Vaccines and Antimicrobial Drugs

Question 1

vaccination

Answer 1

• inoculation of a living host with inactive or attenuated (weakened) pathogens, or pathogen products, to stimulate protective active immunity
• active immunity means that your body is making the antibodies
• passive immunity involves obtaining antibodies from a different organism

Question 2

vaccine

Answer 2

• the substance given to a host (usually by injection) that induces artificial active immunity
• acts as an antigen, but does not cause disease
• stimulates the production of antibodies

Question 3

herd immunity

Answer 3

• resistance in a population to a pathogen (disease) as a result of the immunity of a large portion of the population
• breaks the chain of pathogen transmission from one susceptible host to another
• the more highly infectious a pathogen, the greater the proportion of immune individuals needed to prevent disease spread

Question 4

How do vaccines stimulate active immunity?

Answer 4

• the initial exposure to the antigen from the vaccine causes the primary immune response
• the primary immune response causes a rise in antibody concentration that decreases over time
• when exposed to the antigen a second time, the secondary immune response occurs
• the secondary immune response causes a rise in antibody concentration that is higher and faster

Question 5

What are the different types of SARS-CoV-2 vaccines being used or in development?

Answer 5

• mRNA vaccines (Pfizer and Moderna): mRNA that codes for spike protein is purified and injected, body produces spike protein
• adenovirus vector vaccine (Johnson and Johnson): spike protein gene is purified and put inside an adenoviral vector, body produces spike protein
• protein based: spike protein is purified and injected
• all cause the immune system to produce the antibody against the spike protein antigen

Question 6

antimicrobial drugs

Answer 6

• compounds used to treat disease by destroying or inhibiting the growth of pathogenic microbes within a host (in vivo)
• synthetics, antibiotics, semi-synthetics

Question 7

What are synthetics?

Answer 7

chemicals

Question 8

antibiotics

Answer 8

• naturally produced antimicrobial agents (microbial products)
• produced by bacteria and fungi

Question 9

semi-synthetics

Answer 9

chemically modified antibiotics

Question 10

How are antimicrobials classified?
----
Task requirements
1. Can you condense the answer in the text on vaccines and antimicrobial drugs that begins "the initial exposure to the antigen from the vaccine" into two short sentences while keeping its main facts?
2. According to the text on vaccines and antimicrobial drugs, why does herd immunity protect a population against a pathogen?
3. Extend the text on vaccines and antimicrobial drugs, picking up after its final line.
The items that follow have no connection to the text on vaccines and antimicrobial drugs.

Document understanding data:
----
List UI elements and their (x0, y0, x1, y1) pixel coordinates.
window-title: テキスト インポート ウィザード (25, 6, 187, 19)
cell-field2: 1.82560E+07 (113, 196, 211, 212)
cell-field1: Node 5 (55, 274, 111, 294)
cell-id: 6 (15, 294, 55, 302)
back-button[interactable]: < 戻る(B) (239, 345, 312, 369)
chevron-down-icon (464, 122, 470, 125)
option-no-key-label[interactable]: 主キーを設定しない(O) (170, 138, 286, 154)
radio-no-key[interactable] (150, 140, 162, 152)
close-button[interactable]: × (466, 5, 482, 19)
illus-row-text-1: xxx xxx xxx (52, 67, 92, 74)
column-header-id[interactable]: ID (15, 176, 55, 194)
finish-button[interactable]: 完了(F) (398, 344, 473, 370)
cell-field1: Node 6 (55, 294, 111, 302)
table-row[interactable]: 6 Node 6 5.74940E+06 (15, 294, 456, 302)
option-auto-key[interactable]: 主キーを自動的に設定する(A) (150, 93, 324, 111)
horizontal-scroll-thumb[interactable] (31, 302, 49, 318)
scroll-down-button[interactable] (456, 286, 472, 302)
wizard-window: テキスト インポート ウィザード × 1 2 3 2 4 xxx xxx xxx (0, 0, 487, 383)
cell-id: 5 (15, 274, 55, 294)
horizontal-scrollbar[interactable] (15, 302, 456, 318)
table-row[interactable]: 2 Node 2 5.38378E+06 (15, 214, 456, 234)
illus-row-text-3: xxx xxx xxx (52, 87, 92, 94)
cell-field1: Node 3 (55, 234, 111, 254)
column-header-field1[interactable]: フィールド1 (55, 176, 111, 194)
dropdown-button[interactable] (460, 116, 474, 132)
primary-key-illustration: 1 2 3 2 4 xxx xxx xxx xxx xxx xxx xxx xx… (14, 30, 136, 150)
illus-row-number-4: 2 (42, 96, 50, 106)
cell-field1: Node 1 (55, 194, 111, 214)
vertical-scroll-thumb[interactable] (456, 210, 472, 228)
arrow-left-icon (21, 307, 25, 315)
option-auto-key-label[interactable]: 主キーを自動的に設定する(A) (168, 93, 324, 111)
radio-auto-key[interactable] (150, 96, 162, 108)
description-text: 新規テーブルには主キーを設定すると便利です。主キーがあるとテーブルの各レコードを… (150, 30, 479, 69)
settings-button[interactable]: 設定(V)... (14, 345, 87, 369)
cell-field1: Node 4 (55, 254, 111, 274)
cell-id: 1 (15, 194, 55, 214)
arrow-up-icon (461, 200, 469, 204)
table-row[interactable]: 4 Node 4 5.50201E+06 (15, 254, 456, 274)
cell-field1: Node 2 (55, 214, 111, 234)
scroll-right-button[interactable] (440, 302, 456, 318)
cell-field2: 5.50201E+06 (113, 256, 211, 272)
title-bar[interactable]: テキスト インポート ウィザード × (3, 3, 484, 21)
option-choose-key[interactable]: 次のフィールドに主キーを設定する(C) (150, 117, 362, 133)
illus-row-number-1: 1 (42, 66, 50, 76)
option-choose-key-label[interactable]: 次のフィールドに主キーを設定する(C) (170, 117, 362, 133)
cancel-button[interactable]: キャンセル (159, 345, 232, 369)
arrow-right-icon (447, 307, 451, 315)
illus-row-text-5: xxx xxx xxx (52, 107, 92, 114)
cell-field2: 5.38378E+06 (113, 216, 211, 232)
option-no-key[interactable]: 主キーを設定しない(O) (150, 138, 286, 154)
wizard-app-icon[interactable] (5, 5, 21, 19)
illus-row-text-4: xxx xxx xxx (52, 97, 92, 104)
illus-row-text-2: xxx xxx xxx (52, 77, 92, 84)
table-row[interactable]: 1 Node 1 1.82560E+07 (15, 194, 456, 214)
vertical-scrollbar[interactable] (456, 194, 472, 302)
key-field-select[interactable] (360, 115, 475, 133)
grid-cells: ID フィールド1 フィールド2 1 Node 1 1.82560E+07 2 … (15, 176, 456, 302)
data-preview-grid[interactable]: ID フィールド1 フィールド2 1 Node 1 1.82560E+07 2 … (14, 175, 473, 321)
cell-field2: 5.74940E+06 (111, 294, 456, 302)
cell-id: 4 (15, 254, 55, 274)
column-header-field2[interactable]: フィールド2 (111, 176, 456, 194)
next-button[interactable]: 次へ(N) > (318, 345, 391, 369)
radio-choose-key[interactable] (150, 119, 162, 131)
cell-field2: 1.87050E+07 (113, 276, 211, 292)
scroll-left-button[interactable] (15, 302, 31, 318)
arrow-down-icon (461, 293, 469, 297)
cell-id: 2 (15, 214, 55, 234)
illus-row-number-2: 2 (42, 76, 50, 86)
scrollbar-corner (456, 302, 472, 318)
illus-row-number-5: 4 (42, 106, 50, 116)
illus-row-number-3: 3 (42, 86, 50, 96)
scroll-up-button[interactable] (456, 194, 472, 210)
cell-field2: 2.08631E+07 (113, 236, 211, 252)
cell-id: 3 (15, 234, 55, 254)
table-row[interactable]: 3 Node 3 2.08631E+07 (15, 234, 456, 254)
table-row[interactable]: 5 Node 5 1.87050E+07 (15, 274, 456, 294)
----
Answers for this exercise
1. A vaccine's antigen first triggers a primary immune response, in which antibody levels rise and then fall over time. A second exposure brings a secondary response, with a faster and higher rise in antibodies.

2. When a large portion of the population is immune, the chain of pathogen transmission from one susceptible host to another is broken. The more infectious the pathogen, the larger the share of immune individuals needed to stop its spread.

3.
Answer 10

• molecular structure
• mechanism of action
• spectrum of antimicrobial activity

Question 11

selective toxicity

Answer 11

• ability of a drug to kill or inhibit the pathogen while damaging the host as little as possible
• ex: penicillin goes after peptidoglycan

Question 12

therapeutic (effective) dose

Answer 12

drug level required for clinical treatment

Question 13

toxic dose

Answer 13

drug level at which drug becomes too toxic for the patient (produces side effects)

Question 14

therapeutic index

Answer 14

• ratio of toxic dose to therapeutic dose

- the larger the therapeutic index, the better

Question 15

narrow spectrum drugs

Answer 15

attack only a few different pathogens

Question 16

broad spectrum drugs

Answer 16

attack many different pathogens

Question 17

cidal agent

Answer 17

kills microbes

Question 18

static agent

Answer 18

inhibits growth of microbes

Question 19

side effects

Answer 19

undesirable effects of drugs on host cells

Question 20

growth factor analogs

Answer 20

• structurally similar to an essential growth factor
• disrupt cell metabolism
• ex: isoniazid (narrow spectrum, cidal if actively growing, static if dormant)

Question 21

quinolones

Answer 21

• interfere with bacterial DNA gyrase
• prevent DNA packaging
• ex: ciprofloxacin (narrow spectrum, cidal)

Question 22

macrolides

Answer 22

• target the 50S ribosomal subunit
• ex: erythromycin (broad spectrum, static)
• ex: azithromycin (Z-pack) (semisynthetic)

Question 23

tetracyclines

Answer 23

• target the 30S ribosomal subunit

- ex: tetracycline (broad spectrum, static)

Question 24

lipid biosynthesis disruptors

Answer 24

• target fatty acid biosynthesis

- ex: platensimycin (broad spectrum, static, effective againt MRSA and VRE)

Question 25

beta-lactam antibiotics (from fungi)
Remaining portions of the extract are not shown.